### Challenge
Copy all lines holding the word "манжет" from the entries.

Recorded data
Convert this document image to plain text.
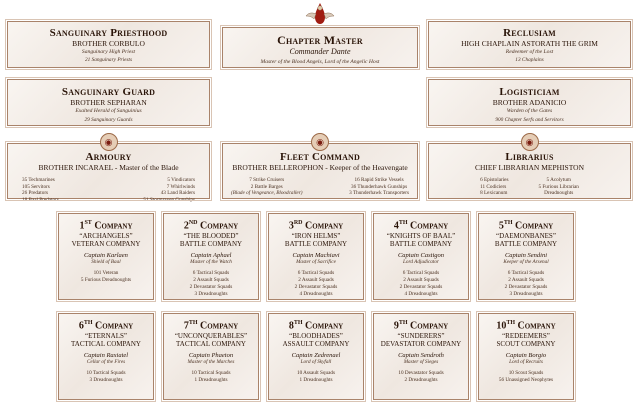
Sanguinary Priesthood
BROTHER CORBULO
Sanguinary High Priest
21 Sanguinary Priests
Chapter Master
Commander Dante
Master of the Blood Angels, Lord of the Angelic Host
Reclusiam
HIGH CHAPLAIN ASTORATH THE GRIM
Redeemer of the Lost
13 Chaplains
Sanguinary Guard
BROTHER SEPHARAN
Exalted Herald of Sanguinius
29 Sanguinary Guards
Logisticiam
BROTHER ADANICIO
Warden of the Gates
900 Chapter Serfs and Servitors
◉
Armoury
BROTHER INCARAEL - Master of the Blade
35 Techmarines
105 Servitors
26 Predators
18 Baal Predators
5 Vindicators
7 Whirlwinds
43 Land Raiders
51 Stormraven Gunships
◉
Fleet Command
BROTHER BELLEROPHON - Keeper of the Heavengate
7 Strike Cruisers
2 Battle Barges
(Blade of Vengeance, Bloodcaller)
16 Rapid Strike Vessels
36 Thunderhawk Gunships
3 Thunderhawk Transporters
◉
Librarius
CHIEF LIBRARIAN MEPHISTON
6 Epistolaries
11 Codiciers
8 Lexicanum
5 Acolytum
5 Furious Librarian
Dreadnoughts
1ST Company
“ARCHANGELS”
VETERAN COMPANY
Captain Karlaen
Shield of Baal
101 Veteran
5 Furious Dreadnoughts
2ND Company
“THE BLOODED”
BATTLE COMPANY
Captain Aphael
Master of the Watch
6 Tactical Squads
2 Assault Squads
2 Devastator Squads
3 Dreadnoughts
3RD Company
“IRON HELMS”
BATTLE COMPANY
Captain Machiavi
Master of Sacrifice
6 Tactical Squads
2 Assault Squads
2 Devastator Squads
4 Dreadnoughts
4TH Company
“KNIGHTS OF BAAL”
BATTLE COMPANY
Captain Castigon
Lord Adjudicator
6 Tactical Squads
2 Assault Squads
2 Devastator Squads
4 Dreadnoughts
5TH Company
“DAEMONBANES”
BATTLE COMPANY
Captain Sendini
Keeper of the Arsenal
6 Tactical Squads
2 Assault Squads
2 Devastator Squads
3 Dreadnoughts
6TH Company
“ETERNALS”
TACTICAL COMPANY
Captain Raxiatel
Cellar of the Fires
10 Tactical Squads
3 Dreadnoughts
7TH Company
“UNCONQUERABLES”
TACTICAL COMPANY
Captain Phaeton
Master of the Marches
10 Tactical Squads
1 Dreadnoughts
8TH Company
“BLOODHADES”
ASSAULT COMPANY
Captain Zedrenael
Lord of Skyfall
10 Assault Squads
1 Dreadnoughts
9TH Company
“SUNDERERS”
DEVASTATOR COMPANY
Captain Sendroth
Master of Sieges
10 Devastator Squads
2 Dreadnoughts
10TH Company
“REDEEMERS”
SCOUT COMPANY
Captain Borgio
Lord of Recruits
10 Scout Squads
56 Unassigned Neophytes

---

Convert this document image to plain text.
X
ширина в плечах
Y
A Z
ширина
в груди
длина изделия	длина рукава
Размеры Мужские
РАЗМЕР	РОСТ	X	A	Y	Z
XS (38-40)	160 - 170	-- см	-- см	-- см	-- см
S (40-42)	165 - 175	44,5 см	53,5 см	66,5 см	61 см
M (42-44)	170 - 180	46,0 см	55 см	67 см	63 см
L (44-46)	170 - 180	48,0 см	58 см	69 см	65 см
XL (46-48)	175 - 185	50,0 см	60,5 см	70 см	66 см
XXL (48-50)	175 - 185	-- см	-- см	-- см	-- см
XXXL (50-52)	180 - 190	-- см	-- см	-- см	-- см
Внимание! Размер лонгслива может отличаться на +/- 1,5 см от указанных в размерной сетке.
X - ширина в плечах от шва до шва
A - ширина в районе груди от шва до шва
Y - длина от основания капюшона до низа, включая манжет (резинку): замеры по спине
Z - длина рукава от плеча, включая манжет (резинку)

### Output for this task
Y - длина от основания капюшона до низа, включая манжет (резинку): замеры по спине
Z - длина рукава от плеча, включая манжет (резинку)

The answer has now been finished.